Âmiran Bilgiseven Hoca’dan Niyâzî-i Mısrî Şerhleri
Orhan ALİMOĞLU
Kıymetli mütefekkir şairimiz İsmet Özel Bey’in unutulmaz sözleri, tespitleri var; “Toparlanın Gitmiyoruz” veya “0 iş senin bildiğin gibi değil”.
Dinimiz, tarihimiz, edebiyatımız, musikimiz, mimarimiz hakkında birçok yalan yanlış şeyler duyduk, okuduk. Hâlâ da bunlar devam ediyor. Ama diğer taraftan 1500 yıllık İslam, 1200 yıllık Türk İslam tarihinin yıldızları da parlamaya devam ediyor. Merhum Fethi Gemuhluoğlu Dostluk Üzerine kitapçığında “İlâ-yi Kelimetullah görevi bu Türk milletine verilmiştir, fakat alınmamıştır. Alındığına dair bir haber yoktur” diyordu.
“Burada bir husûsu arz edeyim. Bu büyük Osmanoğlu, bu efsanevî Osmanoğlu, bu İ’lâ-yi kelimetullah üzere halk edilmiş olan Osmanoğlu… İ’lâ-yi kelimetullah kendisine verilmiş olan Osmanoğlu ve alınmamış olan Osmanoğlu… Verilmiş de alınmış değil; buna bilhassa işâret ederim. Aklımızı başımıza devşirelim; bu emânet onlara verilmiş fakat alınmamıştır. Bunu gönlünüze nakşediniz. Gönlünüze menkuş hâle getiriniz. Bu emânet verilmiştir, alınmamıştır. Mintarafillah’dır. Mintarafillah kaldırılabilir. Mintarafillah kaldırıldığına dâir bir işâret yok. Bu Osmanoğlu’na çok ihânet edilmiş”.

| Veri kümesinden kesitler |
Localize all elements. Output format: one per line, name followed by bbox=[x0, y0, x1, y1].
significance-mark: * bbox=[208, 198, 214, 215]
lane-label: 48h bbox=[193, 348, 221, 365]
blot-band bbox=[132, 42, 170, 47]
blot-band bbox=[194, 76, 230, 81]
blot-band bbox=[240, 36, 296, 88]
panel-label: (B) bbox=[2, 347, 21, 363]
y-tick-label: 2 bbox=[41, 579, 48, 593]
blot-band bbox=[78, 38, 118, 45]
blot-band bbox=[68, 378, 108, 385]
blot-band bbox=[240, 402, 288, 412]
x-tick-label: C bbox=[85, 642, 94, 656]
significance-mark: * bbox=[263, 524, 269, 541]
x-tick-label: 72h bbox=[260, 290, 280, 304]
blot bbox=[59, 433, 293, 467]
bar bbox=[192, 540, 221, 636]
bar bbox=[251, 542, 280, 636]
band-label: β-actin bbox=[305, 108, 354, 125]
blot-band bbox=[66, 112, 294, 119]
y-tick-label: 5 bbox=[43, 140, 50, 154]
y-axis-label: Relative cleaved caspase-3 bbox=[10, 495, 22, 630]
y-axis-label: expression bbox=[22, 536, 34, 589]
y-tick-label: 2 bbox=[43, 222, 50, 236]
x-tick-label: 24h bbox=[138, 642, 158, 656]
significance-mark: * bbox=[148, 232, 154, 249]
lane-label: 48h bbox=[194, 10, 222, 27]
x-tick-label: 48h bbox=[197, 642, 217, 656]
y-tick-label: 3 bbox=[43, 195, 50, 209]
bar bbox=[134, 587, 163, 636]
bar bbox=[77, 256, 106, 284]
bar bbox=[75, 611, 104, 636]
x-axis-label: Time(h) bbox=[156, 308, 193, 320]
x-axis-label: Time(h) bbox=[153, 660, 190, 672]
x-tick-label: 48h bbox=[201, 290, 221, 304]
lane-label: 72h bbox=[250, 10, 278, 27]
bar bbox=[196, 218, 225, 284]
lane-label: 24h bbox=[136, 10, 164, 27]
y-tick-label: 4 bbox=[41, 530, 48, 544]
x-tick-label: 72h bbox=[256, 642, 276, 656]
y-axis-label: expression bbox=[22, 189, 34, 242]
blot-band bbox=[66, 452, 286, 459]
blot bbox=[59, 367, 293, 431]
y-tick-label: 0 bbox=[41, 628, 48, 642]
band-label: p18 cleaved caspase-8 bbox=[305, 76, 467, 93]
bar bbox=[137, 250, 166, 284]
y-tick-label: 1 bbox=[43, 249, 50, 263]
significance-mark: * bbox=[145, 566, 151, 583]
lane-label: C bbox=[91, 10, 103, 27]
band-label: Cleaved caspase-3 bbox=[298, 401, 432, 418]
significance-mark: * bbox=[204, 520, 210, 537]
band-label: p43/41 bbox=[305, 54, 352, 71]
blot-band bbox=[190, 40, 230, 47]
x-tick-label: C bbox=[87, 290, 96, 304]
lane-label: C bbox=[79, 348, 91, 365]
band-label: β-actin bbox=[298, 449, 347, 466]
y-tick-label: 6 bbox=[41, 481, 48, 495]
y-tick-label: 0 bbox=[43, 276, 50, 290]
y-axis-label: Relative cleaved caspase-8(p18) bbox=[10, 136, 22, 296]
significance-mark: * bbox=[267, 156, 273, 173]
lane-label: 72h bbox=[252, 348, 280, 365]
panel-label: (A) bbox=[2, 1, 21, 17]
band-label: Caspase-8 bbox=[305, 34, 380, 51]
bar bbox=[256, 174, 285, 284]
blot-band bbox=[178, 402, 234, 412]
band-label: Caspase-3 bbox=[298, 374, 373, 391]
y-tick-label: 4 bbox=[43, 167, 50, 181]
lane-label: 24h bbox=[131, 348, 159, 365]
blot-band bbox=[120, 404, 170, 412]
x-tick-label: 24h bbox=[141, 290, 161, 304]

| Verilen görev |
Aşağıdaki üç ifadenin sunulan metinle uyuşup uyuşmadığını belirtin. Her biri için evet ya da hayır deyin ve kararı belirleyen sözleri metinden tırnak içinde aktarın.
(a) Fethi Gemuhluoğlu'nun aktarılan sözü "Dostluk Üzerine" adlı kitapçıkta yer alır.
(b) Metin İslam tarihini 1200 yıllık olarak anar.
(c) Aktarılan konuşmada emanetin kaldırıldığına dair bir işaret bulunduğu söylenir.

| Görev sonucu |
(a) Evet: "Merhum Fethi Gemuhluoğlu Dostluk Üzerine kitapçığında"
(b) Hayır: "1500 yıllık İslam, 1200 yıllık Türk İslam tarihinin"
(c) Hayır: "Mintarafillah kaldırıldığına dâir bir işâret yok."